● **Trecho do documento**
▶
O título do livro é sugestivo e apropriado porque é daqueles em que se "convive" e se embarca na mesma viagem, pois vai-se vivendo dia-a-dia o que está acontecendo em cada trecho.

O livro traz belas fotos e é bastante "enxuto" para as três histórias independentes que narra (EUA-Brasil; Brasil/Portugal/Brasil; Brasil/volta ao mundo austral/Brasil). Poderia, tranquilamente, enriquecendo cada uma das partes com mais detalhes, tornar as histórias em três livros independentes. Porém, parece-me que a personalidade de André é um tanto humilde para os grandes feitos. Por mais que a tecnologia facilite a vida a bordo nos dias de hoje, trazendo segurança e conforto, as viagens que empreendeu são dignas de livros e, mais que tudo, de orgulho, respeito e admiração do povo brasileiro. A falta de recursos não foi párea para a concretização de um sonho acalentado desde a muito. Talvez, em alguns pontos, essa falta de recursos na aquisição de uma embarcação mais preparada, da aquisição de mais e melhores equipamentos e talvez mesmo de planejamento tenha precipitado o seu lançamento no projeto de volta ao mundo e que, em tantos momentos, contou com sorte para não ter sucumbido. Mas ele venceu. Se foi todo mérito seu com a garra e deteminação para se lançar ao mar com os recursos que tinha - "A viagem só começa com o primeiro passo dado..." -, se foi por sorte e acaso, se foi simplesmente pelos ventos e mares terem permitido que passasse ou se foi uma grande mistura de tudo isso talvez nunca saibamos. Fica a história, ficam as lições, fica o pioneirismo e a admiração desse brasileiro simples e determinado.

Uma vez que o feito e o livro é lançado posteriormente ao feito do Amyr Klink, é impossível deixar de fazer uma comparação. Amyr Klink foi o primeiro brasileiro a fazer a circunavegação polar em altas latitudes mas há várias diferenças entre os dois feitos, sem desmerecer aquele ou esse. O primeiro planejou cada detalhe e, aparentemente, conseguiu concretizar cada etapa desse planejamento detalhadamente: o projeto ideal do barco, a sua construção com mateial mais adequado, os equipamentos ideais, o suporte, cada etapa e suas datas, etc. Também foi uma circunavegação com escalas onde pode recuperar fôlego e suporte de materiais, contato com pessoas, etc. André M. Homem de Mello, já de início, usou uma embarcação de construção em série com um material menos resistente (fibra de vidro) e feita para longos cruzeiros mas certamente não atestada de fábrica paras os piores mares do mundo durante tanto tempo e, como se não bastasse, foi adquirida de segunda mão estando, na época da circunavegação, já com 12 anos de uso. André nunca tinha estado antes nos mares polares e muito menos navegado em condições extremas, sendo assim que sua experiência nestas condições eram puramente teóricas adquiridas de relatos de livros ou contatos com navegadores que estiveram lá. Precisou estar lá para ver o que tinha q fazer de fato e se a teoria se confirmava.
◀
Reescreva a passagem da resenha que vai de "O título do" até "em cada trecho.", substituindo "sugestivo" por "instigante".

● **Material fornecido**
▶
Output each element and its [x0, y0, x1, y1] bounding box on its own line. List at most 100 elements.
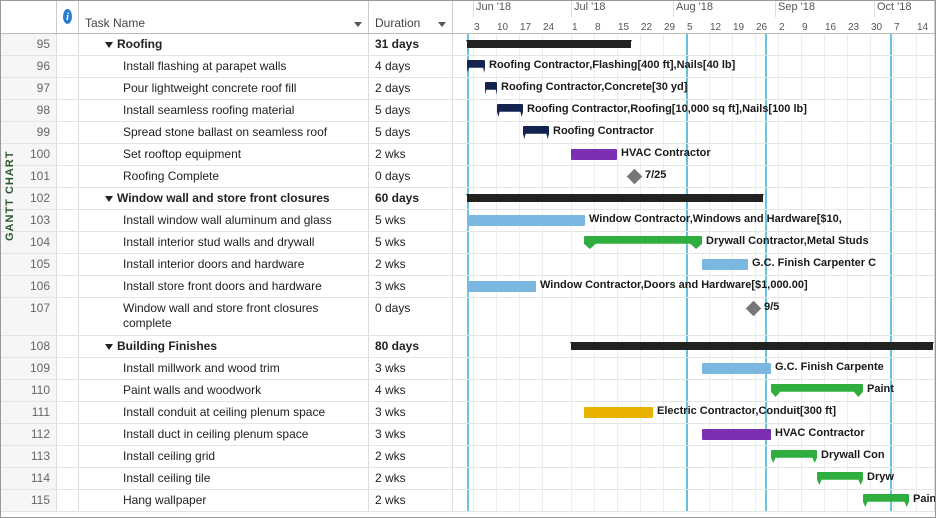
◀
● **Resposta ao problema**
O título do livro é instigante e apropriado porque é daqueles em que se "convive" e se embarca na mesma viagem, pois vai-se vivendo dia-a-dia o que está acontecendo em cada trecho.